▸ WHAT YOU SHOULD DO
Which lines hold the word "Seaward"? Copy each of them.

▸ DATA ENTRIES
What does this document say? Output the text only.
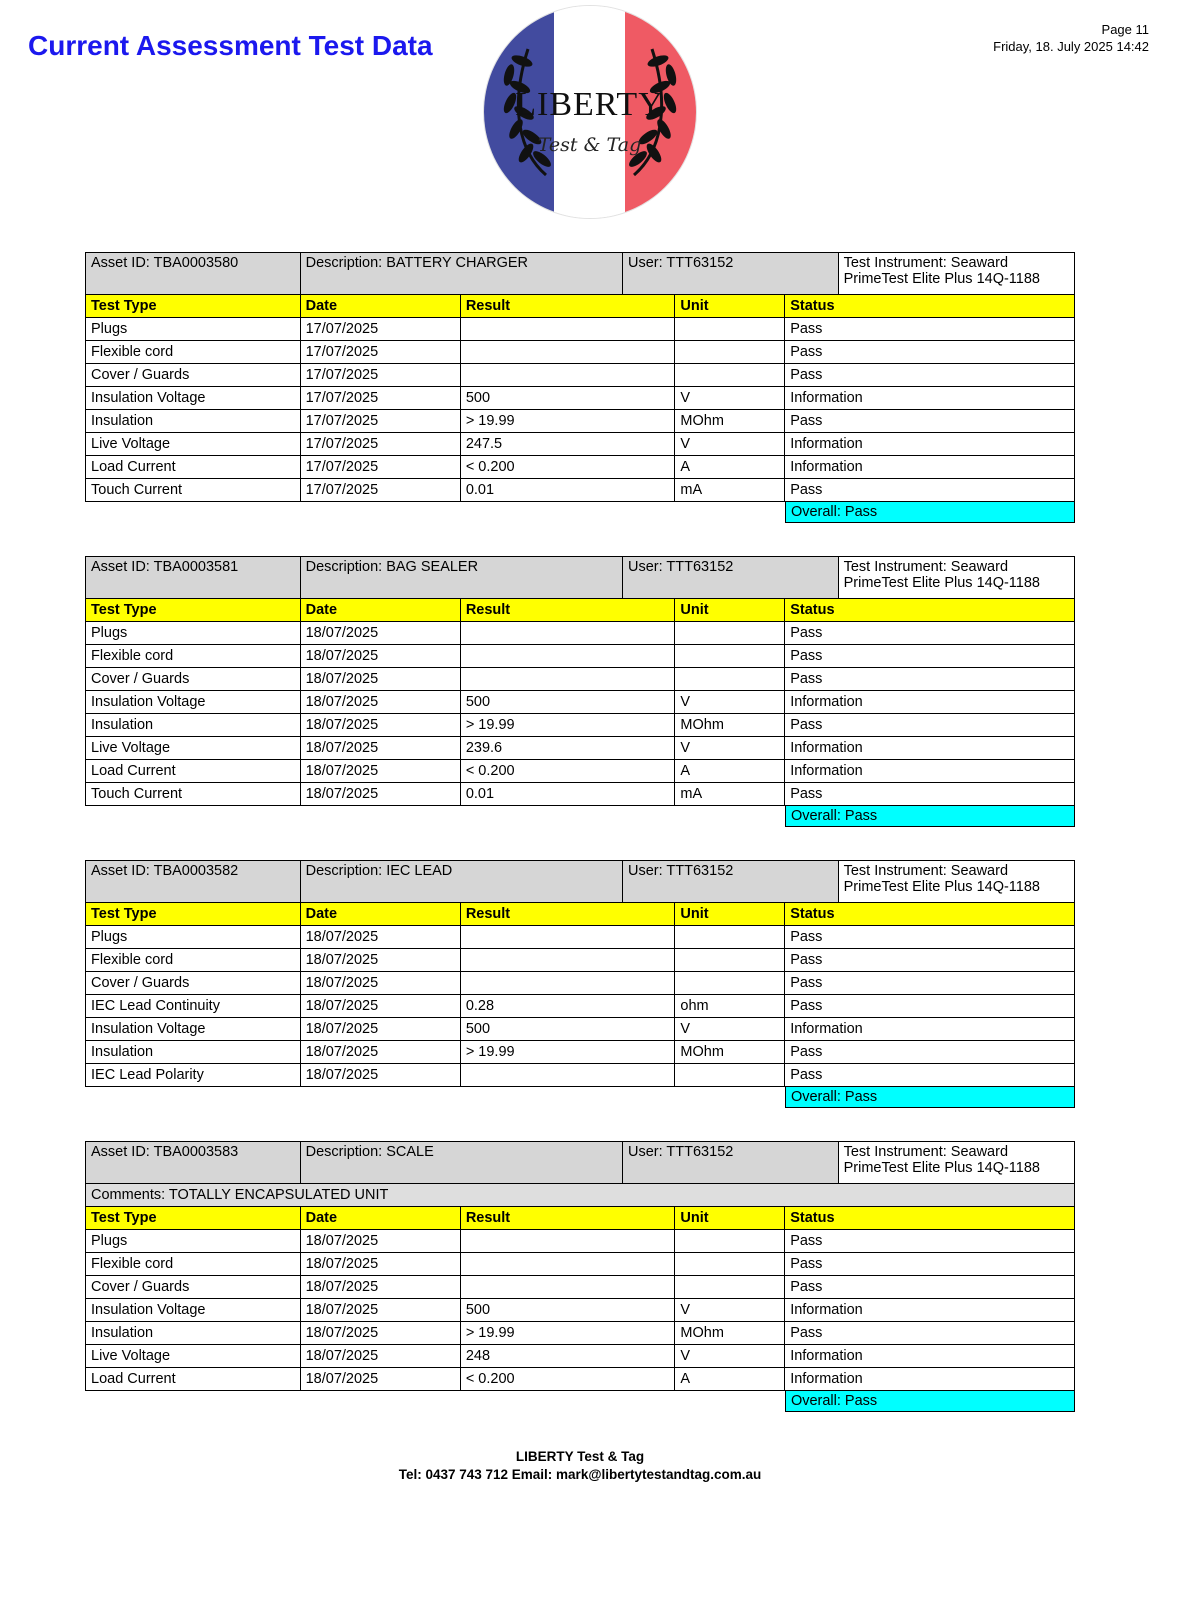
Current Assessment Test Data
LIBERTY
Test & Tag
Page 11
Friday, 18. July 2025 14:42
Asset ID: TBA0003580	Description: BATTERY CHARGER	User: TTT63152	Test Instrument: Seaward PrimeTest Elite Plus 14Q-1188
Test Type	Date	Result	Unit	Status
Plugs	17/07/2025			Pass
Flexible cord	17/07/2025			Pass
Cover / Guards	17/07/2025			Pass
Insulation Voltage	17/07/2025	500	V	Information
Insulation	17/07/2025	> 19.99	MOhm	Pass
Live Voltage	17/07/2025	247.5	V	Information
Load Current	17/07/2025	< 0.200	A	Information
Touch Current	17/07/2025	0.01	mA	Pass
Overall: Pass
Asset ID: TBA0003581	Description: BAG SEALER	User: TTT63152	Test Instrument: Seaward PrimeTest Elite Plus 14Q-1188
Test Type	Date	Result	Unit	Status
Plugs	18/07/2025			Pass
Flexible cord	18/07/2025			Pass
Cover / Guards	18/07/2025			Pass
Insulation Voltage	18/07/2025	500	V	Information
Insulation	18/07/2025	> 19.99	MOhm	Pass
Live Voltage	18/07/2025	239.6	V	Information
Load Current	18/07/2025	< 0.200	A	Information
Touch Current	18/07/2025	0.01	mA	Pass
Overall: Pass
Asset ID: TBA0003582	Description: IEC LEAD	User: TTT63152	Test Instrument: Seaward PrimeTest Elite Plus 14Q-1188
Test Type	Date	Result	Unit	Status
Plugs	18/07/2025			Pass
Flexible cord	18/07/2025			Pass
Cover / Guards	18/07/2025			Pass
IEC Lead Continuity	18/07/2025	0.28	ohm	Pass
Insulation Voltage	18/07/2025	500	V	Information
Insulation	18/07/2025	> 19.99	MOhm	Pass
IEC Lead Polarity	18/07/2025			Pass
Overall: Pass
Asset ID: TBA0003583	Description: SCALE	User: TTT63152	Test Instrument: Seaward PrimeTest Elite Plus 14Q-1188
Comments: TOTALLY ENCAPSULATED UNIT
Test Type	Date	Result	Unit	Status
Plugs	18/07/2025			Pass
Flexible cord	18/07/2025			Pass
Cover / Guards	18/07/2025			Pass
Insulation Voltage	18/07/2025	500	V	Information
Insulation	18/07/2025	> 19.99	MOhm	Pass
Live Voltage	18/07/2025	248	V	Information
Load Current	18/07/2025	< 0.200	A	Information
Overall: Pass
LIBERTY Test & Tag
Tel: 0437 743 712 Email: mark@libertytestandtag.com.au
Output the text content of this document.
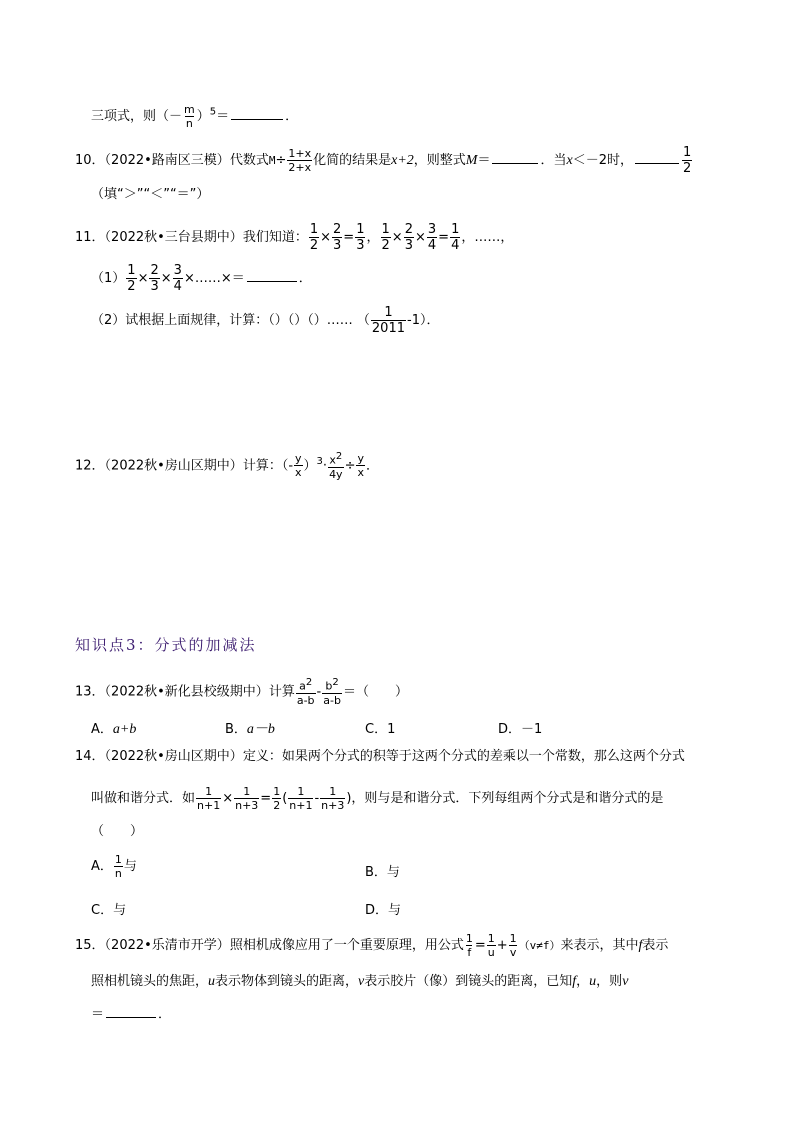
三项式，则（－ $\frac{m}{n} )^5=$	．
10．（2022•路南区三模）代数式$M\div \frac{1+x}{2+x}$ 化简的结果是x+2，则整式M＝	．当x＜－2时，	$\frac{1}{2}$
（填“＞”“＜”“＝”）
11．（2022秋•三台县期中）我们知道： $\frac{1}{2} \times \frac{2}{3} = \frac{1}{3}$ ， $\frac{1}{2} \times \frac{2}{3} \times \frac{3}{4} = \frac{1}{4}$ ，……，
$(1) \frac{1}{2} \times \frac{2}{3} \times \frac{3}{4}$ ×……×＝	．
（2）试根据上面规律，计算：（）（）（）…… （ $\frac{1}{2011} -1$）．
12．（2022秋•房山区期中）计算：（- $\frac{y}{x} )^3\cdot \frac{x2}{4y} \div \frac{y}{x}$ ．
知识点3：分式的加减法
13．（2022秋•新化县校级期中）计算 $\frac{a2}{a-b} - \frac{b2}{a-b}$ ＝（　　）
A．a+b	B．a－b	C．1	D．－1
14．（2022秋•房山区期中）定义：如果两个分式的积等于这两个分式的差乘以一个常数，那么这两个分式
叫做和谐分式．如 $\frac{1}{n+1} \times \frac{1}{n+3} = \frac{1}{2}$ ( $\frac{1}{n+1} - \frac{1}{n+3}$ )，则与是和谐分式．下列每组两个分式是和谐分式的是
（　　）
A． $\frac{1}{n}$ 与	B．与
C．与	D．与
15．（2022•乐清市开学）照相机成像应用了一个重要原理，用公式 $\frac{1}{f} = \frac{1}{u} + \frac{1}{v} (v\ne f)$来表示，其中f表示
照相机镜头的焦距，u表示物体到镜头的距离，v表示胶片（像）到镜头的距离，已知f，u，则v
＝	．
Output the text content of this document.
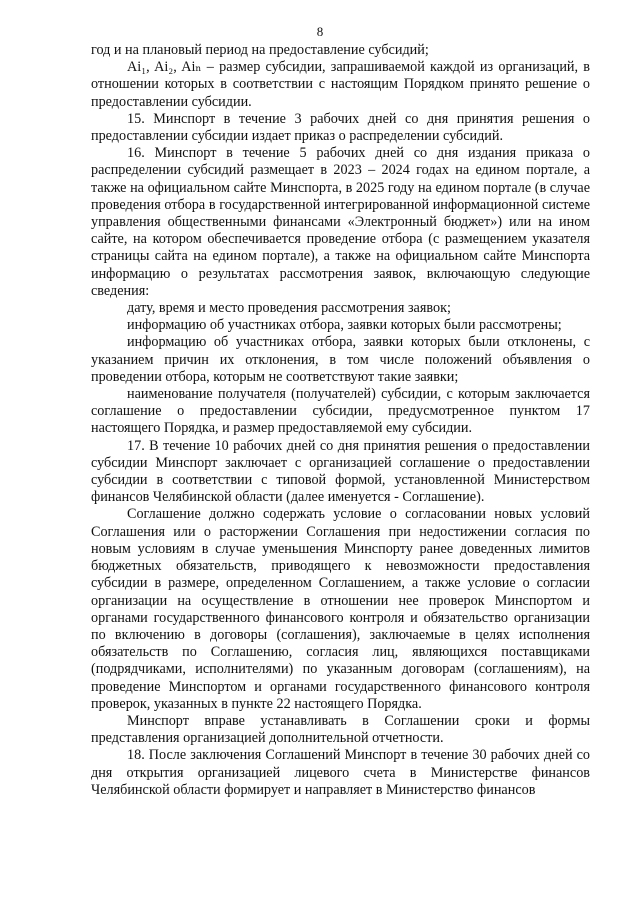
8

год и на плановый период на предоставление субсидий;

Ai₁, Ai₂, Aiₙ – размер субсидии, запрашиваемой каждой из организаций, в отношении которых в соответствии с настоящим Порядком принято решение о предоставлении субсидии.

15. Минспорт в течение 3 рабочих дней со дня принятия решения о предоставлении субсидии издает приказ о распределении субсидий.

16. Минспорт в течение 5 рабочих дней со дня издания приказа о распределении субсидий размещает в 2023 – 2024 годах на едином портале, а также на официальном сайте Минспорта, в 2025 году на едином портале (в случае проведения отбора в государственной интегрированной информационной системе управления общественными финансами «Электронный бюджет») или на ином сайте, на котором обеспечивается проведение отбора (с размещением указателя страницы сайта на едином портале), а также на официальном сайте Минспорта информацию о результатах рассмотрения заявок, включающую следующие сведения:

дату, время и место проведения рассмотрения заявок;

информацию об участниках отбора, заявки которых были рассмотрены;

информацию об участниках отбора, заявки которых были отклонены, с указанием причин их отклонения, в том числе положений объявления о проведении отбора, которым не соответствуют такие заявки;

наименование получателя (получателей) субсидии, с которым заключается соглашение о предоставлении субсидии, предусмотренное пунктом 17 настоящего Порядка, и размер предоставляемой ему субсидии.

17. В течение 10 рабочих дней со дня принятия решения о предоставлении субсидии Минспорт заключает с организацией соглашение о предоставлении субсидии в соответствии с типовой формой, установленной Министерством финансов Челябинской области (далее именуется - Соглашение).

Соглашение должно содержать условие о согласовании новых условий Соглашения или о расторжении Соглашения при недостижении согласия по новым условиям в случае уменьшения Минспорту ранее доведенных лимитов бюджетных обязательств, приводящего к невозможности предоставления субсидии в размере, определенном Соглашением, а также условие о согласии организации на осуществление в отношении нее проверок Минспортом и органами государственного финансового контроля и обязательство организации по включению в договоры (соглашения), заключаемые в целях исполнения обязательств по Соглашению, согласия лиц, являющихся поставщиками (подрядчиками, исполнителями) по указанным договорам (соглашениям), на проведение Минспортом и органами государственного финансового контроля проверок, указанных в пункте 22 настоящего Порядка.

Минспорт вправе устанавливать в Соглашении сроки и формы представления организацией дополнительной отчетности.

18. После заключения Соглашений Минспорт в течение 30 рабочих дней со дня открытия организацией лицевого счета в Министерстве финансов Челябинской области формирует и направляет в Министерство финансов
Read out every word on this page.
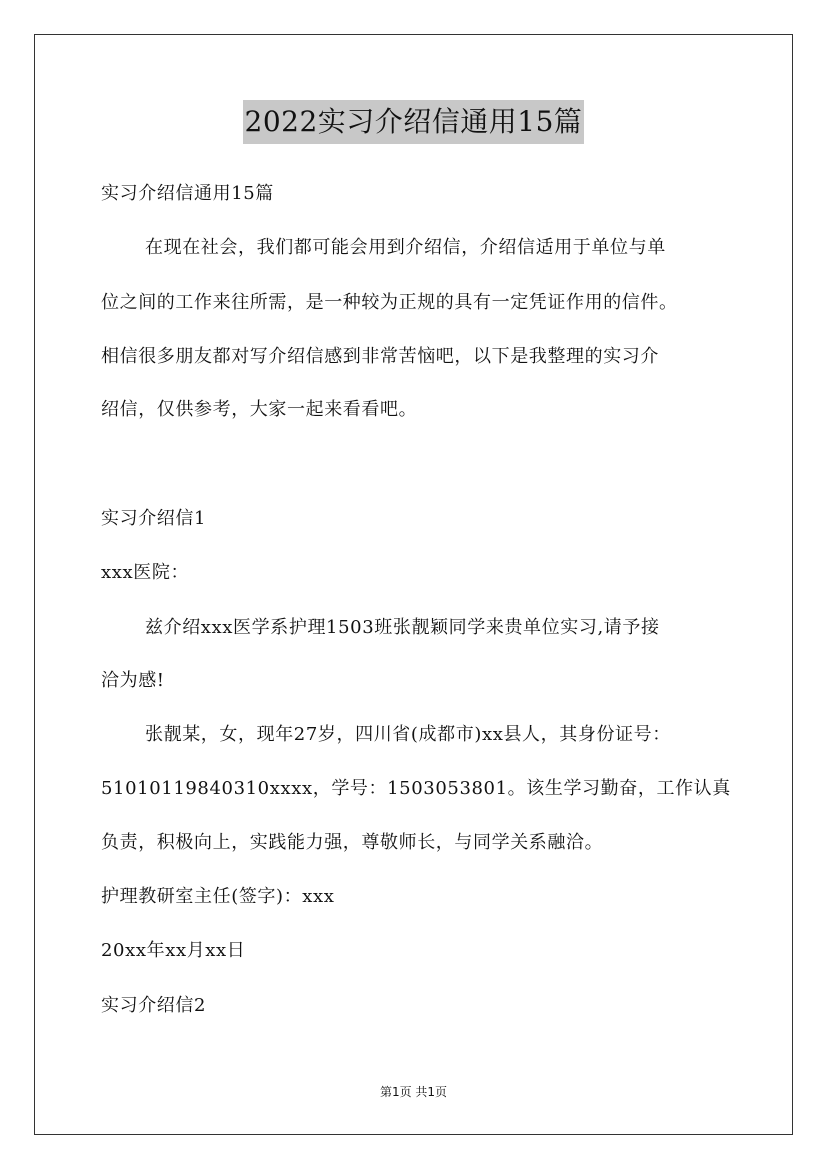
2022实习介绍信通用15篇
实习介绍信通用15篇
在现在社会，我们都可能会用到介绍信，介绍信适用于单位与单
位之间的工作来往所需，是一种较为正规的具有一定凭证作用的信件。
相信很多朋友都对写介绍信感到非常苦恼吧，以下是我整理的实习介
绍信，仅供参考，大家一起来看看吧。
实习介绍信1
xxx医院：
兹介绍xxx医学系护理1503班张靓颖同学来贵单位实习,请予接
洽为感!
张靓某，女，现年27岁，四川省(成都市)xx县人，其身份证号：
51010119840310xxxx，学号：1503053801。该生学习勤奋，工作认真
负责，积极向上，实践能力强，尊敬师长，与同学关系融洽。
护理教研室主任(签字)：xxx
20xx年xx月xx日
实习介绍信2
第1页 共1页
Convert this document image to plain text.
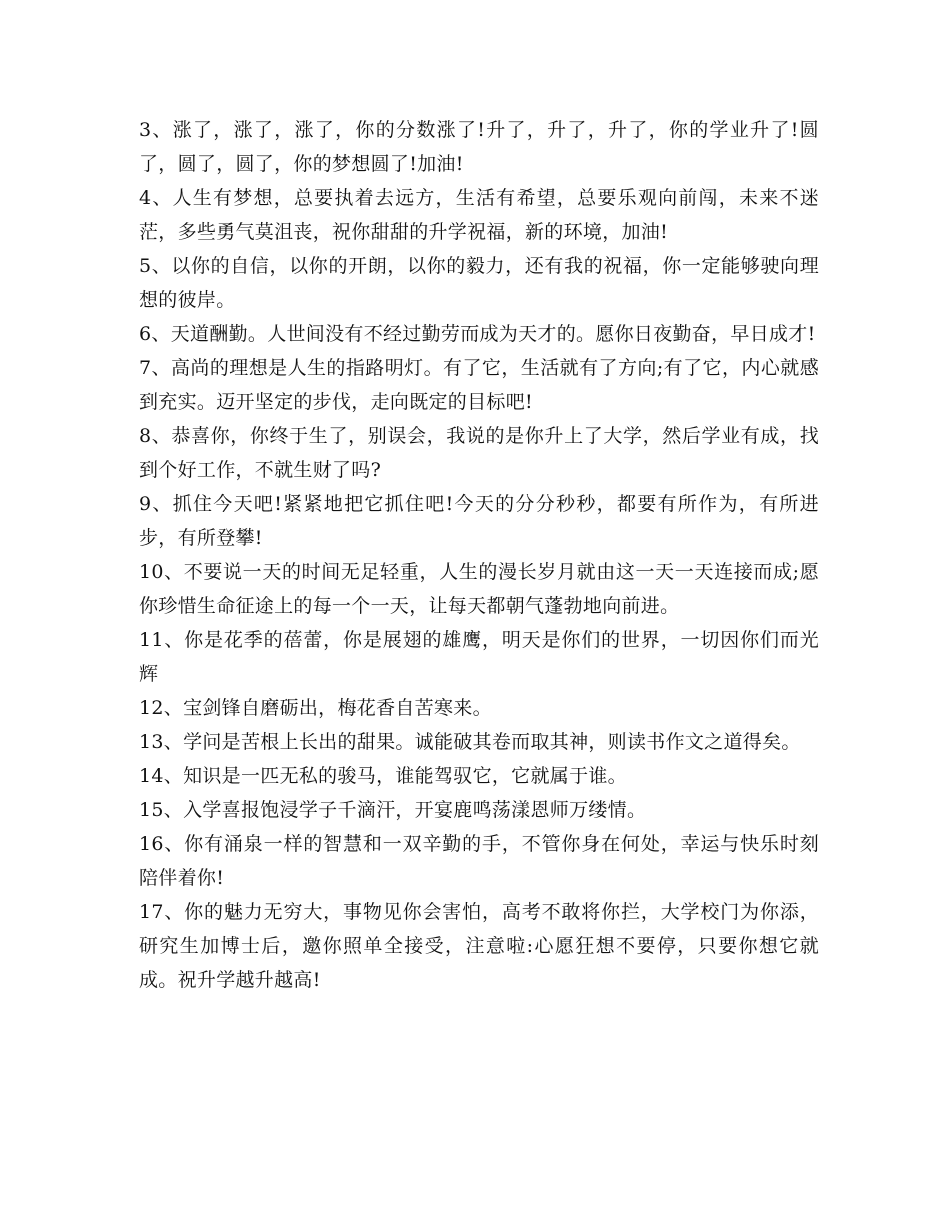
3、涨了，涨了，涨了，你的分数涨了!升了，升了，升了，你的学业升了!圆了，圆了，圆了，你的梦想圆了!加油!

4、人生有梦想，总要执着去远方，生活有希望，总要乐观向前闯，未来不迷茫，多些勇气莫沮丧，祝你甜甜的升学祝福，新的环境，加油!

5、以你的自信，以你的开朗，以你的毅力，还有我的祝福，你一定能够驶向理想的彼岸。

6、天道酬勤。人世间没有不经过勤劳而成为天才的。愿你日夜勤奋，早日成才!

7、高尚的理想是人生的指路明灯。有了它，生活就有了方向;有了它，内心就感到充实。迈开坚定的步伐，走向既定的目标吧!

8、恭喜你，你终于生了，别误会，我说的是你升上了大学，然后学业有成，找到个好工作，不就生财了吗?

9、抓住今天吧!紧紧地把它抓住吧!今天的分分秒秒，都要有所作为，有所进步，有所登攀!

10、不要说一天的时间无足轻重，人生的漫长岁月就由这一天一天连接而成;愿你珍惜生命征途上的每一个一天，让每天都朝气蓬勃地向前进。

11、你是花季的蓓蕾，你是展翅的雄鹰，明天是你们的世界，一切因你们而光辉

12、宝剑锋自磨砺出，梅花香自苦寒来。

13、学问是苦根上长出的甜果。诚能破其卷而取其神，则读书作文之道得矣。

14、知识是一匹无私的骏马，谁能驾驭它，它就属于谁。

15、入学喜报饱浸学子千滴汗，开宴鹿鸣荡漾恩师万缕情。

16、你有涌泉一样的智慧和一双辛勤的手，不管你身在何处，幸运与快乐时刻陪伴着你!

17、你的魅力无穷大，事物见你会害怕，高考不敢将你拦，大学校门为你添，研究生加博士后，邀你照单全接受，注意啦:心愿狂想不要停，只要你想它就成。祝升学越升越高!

▸ CORRECT ANSWER
Asset ID: TBA0003580	Description: BATTERY CHARGER	User: TTT63152	Test Instrument: Seaward PrimeTest Elite Plus 14Q-1188
Asset ID: TBA0003581	Description: BAG SEALER	User: TTT63152	Test Instrument: Seaward PrimeTest Elite Plus 14Q-1188
Asset ID: TBA0003582	Description: IEC LEAD	User: TTT63152	Test Instrument: Seaward PrimeTest Elite Plus 14Q-1188
Asset ID: TBA0003583	Description: SCALE	User: TTT63152	Test Instrument: Seaward PrimeTest Elite Plus 14Q-1188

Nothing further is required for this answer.